EXERCISE AIM → Would you pull out every line of the material that contains the string "Jazz"?

'''

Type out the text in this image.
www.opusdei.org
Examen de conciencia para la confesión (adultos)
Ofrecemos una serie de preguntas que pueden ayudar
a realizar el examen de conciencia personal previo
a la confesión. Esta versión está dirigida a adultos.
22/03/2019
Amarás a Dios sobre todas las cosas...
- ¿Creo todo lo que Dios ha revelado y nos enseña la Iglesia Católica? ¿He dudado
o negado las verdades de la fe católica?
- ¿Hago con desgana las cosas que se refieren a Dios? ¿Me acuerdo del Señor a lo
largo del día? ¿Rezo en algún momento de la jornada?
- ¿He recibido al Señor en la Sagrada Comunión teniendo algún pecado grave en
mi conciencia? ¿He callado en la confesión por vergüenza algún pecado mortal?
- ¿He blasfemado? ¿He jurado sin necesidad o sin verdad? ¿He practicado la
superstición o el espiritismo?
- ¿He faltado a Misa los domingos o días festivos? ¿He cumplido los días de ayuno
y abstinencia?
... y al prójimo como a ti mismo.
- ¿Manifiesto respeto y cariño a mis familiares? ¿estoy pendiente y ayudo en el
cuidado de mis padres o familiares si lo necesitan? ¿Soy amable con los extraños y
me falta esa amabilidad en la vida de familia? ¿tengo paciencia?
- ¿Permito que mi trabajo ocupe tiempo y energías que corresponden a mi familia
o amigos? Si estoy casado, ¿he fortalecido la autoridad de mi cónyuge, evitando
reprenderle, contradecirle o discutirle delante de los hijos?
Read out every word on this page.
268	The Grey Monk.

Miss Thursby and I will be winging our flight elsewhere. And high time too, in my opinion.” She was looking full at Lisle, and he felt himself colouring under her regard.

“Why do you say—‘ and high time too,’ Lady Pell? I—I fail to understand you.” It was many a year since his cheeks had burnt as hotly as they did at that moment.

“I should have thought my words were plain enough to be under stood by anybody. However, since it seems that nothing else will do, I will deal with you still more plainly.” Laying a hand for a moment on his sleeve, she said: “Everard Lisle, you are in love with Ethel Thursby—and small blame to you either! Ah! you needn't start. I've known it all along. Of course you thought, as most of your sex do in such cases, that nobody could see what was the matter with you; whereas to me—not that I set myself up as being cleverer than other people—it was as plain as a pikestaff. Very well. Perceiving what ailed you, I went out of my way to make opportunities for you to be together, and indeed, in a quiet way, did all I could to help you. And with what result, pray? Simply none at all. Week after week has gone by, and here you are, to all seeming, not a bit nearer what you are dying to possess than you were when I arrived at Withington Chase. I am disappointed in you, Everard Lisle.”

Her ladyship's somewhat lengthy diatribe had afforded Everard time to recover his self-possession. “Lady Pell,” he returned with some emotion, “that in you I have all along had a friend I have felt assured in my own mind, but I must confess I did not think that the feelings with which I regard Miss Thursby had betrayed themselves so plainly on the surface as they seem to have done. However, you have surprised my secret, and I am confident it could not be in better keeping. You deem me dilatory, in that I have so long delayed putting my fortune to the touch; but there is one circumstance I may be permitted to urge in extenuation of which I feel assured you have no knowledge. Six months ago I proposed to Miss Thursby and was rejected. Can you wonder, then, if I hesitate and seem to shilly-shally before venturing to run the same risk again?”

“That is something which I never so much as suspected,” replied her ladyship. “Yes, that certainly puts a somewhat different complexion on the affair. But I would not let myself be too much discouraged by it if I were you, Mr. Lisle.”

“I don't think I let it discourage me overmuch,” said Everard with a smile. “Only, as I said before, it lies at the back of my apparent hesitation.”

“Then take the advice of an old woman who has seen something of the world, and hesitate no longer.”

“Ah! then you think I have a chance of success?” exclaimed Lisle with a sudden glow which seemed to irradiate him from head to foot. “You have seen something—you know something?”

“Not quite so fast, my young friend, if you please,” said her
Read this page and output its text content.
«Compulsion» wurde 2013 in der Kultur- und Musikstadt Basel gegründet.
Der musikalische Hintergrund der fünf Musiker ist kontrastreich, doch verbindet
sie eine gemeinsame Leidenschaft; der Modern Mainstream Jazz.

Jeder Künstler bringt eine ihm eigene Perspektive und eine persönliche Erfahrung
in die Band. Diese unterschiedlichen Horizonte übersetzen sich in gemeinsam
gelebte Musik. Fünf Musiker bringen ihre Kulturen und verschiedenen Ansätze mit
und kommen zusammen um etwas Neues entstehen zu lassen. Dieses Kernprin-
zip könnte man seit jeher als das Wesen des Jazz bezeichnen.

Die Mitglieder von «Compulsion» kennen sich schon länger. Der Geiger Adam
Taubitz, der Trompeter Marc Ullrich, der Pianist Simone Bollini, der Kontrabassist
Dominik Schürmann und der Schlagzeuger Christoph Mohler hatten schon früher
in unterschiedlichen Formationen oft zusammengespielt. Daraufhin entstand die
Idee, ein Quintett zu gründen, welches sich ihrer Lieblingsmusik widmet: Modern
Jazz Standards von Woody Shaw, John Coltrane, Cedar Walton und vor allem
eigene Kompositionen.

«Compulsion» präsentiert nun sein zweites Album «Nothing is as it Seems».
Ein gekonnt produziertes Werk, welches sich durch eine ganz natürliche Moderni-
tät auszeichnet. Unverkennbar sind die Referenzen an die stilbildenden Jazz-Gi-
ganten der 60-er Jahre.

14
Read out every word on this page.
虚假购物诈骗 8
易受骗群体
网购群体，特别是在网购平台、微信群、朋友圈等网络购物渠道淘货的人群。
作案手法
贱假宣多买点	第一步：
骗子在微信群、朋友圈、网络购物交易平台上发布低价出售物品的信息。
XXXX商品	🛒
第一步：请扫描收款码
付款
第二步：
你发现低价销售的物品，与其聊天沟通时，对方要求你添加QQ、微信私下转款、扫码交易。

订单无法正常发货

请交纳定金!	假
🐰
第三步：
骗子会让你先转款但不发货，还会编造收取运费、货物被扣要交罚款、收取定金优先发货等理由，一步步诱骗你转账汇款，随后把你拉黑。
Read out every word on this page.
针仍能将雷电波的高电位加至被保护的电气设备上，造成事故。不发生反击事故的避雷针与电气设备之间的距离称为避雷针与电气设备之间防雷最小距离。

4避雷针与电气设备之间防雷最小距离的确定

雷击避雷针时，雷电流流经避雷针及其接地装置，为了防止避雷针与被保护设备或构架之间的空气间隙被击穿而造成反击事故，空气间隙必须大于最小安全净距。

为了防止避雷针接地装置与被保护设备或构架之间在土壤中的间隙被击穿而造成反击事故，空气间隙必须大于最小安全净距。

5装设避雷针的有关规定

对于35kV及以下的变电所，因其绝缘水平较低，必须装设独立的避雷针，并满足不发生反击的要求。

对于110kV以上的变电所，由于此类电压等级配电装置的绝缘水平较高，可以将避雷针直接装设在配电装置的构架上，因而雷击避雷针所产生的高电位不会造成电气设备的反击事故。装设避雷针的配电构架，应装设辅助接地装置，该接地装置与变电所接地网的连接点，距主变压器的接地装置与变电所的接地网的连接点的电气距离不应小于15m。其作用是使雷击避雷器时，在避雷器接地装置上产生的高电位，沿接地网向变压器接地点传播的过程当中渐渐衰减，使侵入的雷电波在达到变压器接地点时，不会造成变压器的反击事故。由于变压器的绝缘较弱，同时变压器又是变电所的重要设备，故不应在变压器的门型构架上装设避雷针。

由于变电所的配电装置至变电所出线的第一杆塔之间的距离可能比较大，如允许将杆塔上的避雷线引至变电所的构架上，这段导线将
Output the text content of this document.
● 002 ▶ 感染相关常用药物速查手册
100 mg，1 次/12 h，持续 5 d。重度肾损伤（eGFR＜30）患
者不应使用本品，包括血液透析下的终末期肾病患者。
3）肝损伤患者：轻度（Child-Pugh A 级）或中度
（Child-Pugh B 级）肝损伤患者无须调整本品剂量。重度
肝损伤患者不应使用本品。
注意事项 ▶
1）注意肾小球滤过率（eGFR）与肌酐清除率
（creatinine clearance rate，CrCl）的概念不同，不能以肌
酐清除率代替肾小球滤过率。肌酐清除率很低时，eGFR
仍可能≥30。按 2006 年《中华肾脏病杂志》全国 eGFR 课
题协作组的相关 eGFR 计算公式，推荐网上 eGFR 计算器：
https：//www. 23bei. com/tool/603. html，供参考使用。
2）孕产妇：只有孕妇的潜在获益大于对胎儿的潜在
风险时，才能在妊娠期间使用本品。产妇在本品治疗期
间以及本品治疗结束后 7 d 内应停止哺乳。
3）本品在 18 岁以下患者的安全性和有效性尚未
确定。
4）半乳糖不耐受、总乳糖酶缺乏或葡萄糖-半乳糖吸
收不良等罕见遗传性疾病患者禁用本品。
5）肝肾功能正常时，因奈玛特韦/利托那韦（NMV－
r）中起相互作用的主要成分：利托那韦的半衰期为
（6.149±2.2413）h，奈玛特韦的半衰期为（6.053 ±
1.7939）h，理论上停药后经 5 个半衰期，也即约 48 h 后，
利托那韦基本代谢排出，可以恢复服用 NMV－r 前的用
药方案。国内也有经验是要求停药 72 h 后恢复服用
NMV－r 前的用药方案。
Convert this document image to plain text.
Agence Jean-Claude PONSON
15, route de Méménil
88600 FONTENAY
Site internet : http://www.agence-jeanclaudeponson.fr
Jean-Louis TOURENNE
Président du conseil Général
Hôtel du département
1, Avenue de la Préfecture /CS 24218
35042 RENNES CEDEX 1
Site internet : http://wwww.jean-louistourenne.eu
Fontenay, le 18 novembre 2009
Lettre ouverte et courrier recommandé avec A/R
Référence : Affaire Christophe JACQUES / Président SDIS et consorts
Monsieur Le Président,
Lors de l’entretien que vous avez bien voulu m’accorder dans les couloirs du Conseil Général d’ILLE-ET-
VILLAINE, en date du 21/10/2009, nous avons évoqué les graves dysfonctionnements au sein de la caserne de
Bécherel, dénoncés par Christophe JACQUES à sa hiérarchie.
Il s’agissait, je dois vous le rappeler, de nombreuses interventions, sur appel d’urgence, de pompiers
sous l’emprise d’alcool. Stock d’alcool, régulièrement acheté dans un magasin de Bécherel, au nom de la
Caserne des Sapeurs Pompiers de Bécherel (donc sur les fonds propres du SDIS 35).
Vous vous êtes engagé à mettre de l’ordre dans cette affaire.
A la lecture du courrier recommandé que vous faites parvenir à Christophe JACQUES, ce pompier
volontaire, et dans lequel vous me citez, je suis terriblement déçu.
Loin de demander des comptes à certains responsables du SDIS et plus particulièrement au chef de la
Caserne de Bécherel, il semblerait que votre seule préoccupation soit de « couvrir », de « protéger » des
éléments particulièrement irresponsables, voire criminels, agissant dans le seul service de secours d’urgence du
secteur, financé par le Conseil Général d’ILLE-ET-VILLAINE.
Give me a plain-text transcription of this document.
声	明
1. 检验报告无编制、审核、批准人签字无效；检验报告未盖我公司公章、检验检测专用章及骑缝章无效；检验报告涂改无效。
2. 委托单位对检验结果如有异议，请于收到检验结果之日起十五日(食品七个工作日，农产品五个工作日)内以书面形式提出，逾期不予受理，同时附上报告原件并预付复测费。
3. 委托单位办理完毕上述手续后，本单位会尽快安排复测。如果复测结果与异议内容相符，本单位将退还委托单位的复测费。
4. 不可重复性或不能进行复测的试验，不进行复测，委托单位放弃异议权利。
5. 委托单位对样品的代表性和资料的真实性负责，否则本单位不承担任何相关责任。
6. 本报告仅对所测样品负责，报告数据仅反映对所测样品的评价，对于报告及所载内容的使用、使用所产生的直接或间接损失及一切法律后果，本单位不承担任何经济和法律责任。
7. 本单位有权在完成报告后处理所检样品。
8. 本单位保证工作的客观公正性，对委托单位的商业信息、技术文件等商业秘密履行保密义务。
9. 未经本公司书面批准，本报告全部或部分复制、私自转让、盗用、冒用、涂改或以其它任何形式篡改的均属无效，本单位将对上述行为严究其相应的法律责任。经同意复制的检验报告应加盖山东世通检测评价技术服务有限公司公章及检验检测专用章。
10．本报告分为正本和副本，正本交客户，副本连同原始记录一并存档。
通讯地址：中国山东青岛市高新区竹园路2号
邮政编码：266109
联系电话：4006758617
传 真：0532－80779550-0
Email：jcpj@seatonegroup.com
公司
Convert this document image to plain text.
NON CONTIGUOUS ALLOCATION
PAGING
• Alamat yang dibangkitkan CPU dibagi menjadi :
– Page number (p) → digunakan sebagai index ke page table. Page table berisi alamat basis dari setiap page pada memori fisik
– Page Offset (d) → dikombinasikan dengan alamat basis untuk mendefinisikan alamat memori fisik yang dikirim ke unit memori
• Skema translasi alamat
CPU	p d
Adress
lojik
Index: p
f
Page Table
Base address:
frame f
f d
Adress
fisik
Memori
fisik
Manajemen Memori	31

'''

RESULT OF THE TASK →
sie eine gemeinsame Leidenschaft; der Modern Mainstream Jazz.
zip könnte man seit jeher als das Wesen des Jazz bezeichnen.
Jazz Standards von Woody Shaw, John Coltrane, Cedar Walton und vor allem
tät auszeichnet. Unverkennbar sind die Referenzen an die stilbildenden Jazz-Gi-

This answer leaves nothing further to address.